===== Texte proposé =====
Les expositions internationales apparaissent en Europe au milieu du 19e siècle. Sans remonter aux foires médiévales, elles s’inscrivent dans la lignée des expositions industrielles instaurées à Paris dès 1798, pour relancer et protéger l’industrie française après la Révolution et susciter une émulation entre fabricants et négociants. Strictement nationales, celles-ci ne concernent que le secteur industriel et se poursuivent régulièrement à Paris jusqu’en 1849. Parallèlement, des expositions de même nature sont organisées en Angleterre. En 1851, Londres organise la toute première exposition universelle. Par leur faste et leur caractère hétéroclite, voire leur extravagance, elles rencontrent un énorme succès populaire.
Celle de 1900, organisée à Paris, et décidée dès 1892 (NOTE), est inaugurée le 14 avril par le président de la République Émile Loubet. Elle ferme ses portes le 12 novembre.
=====
# Consignes écrites:
1. Recopiez le passage du texte sur les expositions universelles allant de « Celle de 1900, organisée » jusqu'à « le 12 novembre. », en substituant « chef de l'État » à « président de la République ».
2. Traduisez en anglais cette phrase tirée du texte sur les expositions universelles : « En 1851, Londres organise la toute première exposition universelle. »
Les enregistrements qui suivent forment un matériau distinct du texte.
===== Enregistrements fournis =====
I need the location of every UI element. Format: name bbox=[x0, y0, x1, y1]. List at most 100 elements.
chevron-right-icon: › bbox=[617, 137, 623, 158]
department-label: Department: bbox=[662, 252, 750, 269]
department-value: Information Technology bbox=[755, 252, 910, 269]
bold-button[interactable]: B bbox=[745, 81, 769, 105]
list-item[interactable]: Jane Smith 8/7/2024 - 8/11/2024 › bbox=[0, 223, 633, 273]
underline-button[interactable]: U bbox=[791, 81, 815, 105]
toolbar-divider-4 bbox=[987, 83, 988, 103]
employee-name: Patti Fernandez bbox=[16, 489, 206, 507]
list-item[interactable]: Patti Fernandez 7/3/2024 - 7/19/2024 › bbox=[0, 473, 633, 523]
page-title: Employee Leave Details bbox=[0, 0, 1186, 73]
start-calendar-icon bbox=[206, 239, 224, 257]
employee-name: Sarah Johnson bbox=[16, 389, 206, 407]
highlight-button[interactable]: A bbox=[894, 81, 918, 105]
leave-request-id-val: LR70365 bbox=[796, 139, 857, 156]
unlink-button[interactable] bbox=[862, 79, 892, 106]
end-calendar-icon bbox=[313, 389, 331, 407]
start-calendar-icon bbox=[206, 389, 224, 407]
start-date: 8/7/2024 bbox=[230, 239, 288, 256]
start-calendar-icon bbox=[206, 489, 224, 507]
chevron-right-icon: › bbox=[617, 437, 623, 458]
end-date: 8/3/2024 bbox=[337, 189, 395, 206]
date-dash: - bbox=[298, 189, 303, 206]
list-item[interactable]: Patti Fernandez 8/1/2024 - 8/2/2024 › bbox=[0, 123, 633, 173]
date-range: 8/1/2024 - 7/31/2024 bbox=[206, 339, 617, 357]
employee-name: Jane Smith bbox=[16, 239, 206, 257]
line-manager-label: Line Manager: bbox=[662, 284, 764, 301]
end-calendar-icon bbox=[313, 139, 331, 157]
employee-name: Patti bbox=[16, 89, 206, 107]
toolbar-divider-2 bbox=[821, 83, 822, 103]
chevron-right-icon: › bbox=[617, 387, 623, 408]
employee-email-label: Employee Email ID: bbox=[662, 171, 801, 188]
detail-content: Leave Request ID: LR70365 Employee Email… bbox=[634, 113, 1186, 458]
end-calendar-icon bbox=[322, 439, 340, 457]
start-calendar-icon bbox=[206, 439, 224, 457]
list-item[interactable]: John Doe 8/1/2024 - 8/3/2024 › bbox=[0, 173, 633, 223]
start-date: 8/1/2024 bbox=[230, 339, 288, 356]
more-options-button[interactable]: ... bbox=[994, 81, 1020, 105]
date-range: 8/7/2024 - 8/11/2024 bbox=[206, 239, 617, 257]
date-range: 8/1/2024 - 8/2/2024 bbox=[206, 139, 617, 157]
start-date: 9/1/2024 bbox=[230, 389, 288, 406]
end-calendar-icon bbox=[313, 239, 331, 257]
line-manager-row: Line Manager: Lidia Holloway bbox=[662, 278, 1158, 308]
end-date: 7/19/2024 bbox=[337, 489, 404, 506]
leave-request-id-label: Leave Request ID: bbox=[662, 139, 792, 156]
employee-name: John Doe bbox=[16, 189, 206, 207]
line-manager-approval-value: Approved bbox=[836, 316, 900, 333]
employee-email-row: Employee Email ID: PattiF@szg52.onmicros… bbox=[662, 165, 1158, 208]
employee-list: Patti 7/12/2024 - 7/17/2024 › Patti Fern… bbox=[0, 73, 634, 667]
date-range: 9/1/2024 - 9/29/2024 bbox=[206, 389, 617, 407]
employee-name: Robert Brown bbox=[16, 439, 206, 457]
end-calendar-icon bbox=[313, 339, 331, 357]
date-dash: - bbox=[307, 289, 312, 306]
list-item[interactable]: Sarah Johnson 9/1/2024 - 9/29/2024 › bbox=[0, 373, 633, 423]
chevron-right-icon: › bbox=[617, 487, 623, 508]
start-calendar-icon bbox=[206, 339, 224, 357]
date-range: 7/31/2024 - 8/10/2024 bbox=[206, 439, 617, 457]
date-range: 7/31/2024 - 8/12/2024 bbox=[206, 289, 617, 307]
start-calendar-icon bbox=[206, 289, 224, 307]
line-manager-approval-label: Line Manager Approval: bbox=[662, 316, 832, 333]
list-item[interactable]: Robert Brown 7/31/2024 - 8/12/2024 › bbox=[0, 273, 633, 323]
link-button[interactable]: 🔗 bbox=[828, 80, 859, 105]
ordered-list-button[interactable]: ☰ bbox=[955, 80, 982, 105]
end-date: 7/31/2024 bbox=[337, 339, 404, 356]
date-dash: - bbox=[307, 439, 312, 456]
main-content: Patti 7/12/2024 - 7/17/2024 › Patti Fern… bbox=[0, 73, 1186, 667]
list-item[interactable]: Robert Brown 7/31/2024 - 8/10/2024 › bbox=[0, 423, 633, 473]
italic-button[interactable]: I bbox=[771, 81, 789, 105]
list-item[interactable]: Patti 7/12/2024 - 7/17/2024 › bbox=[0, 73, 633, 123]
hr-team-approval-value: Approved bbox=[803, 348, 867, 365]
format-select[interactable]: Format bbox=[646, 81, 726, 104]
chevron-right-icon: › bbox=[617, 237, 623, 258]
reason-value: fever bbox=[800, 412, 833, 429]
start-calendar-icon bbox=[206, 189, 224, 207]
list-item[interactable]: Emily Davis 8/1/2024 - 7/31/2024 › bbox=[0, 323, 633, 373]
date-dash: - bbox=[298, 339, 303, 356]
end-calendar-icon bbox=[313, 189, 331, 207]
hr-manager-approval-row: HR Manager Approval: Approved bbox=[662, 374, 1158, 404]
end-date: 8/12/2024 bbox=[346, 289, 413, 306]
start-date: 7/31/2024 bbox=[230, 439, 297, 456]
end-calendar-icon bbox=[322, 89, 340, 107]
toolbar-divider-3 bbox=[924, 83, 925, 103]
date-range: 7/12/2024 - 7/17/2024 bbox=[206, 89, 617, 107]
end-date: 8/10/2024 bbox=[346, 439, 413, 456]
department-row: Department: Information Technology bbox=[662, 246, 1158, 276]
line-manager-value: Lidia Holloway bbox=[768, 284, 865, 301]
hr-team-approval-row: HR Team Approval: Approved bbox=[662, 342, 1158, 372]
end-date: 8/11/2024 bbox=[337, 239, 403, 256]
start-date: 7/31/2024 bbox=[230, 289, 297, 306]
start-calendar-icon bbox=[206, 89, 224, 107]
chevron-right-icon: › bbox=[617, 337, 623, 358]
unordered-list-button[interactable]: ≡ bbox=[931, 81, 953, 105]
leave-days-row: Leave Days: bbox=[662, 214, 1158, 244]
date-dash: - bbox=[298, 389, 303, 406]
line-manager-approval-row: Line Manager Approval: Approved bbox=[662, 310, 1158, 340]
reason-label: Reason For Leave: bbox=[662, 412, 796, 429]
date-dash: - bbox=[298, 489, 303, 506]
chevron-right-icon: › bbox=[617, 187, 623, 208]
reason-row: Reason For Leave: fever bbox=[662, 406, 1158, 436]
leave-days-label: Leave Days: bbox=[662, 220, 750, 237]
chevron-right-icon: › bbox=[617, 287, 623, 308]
=====
# Réponses par consigne:
1.
Celle de 1900, organisée à Paris, et décidée dès 1892 (NOTE), est inaugurée le 14 avril par le chef de l'État Émile Loubet. Elle ferme ses portes le 12 novembre.

2. In 1851, London organized the very first world's fair.